Stored records
"""
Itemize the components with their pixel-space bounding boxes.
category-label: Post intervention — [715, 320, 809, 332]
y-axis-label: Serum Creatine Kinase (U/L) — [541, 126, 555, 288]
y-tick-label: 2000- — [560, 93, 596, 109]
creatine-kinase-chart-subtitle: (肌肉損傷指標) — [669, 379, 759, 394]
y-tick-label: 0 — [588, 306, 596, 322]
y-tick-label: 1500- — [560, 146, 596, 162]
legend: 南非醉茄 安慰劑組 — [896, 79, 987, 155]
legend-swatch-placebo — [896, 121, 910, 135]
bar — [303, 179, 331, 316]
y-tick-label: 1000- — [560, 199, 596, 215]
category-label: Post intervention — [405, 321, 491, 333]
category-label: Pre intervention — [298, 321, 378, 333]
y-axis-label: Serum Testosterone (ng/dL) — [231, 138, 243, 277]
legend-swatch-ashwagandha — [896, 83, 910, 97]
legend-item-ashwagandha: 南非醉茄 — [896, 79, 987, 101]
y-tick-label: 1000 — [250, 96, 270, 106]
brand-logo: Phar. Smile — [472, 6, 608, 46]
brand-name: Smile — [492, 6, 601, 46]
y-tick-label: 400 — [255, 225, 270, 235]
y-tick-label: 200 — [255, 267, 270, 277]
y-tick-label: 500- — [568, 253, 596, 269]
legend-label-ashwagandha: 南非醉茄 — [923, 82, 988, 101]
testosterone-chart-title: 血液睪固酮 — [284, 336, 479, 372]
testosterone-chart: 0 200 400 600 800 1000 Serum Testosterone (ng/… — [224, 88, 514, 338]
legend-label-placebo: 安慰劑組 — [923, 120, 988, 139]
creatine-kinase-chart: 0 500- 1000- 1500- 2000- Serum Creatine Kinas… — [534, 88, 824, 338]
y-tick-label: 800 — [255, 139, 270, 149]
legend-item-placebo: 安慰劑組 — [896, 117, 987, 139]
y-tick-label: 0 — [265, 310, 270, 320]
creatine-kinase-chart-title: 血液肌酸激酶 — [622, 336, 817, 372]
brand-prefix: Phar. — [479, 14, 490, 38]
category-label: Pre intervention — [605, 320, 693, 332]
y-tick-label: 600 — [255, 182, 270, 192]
"""
• Exercise brief: Rewrite the records above with every "intervention" switched to "treatment", leaving all else untouched.

• Response for this exercise:
Itemize the components with their pixel-space bounding boxes.
category-label: Post treatment — [715, 320, 809, 332]
y-axis-label: Serum Creatine Kinase (U/L) — [541, 126, 555, 288]
y-tick-label: 2000- — [560, 93, 596, 109]
creatine-kinase-chart-subtitle: (肌肉損傷指標) — [669, 379, 759, 394]
y-tick-label: 0 — [588, 306, 596, 322]
y-tick-label: 1500- — [560, 146, 596, 162]
legend: 南非醉茄 安慰劑組 — [896, 79, 987, 155]
legend-swatch-placebo — [896, 121, 910, 135]
bar — [303, 179, 331, 316]
y-tick-label: 1000- — [560, 199, 596, 215]
category-label: Post treatment — [405, 321, 491, 333]
category-label: Pre treatment — [298, 321, 378, 333]
y-axis-label: Serum Testosterone (ng/dL) — [231, 138, 243, 277]
legend-swatch-ashwagandha — [896, 83, 910, 97]
legend-item-ashwagandha: 南非醉茄 — [896, 79, 987, 101]
y-tick-label: 1000 — [250, 96, 270, 106]
brand-logo: Phar. Smile — [472, 6, 608, 46]
brand-name: Smile — [492, 6, 601, 46]
y-tick-label: 400 — [255, 225, 270, 235]
y-tick-label: 200 — [255, 267, 270, 277]
y-tick-label: 500- — [568, 253, 596, 269]
legend-label-ashwagandha: 南非醉茄 — [923, 82, 988, 101]
testosterone-chart-title: 血液睪固酮 — [284, 336, 479, 372]
testosterone-chart: 0 200 400 600 800 1000 Serum Testosterone (ng/… — [224, 88, 514, 338]
legend-label-placebo: 安慰劑組 — [923, 120, 988, 139]
creatine-kinase-chart: 0 500- 1000- 1500- 2000- Serum Creatine Kinas… — [534, 88, 824, 338]
y-tick-label: 800 — [255, 139, 270, 149]
legend-item-placebo: 安慰劑組 — [896, 117, 987, 139]
y-tick-label: 0 — [265, 310, 270, 320]
creatine-kinase-chart-title: 血液肌酸激酶 — [622, 336, 817, 372]
brand-prefix: Phar. — [479, 14, 490, 38]
category-label: Pre treatment — [605, 320, 693, 332]
y-tick-label: 600 — [255, 182, 270, 192]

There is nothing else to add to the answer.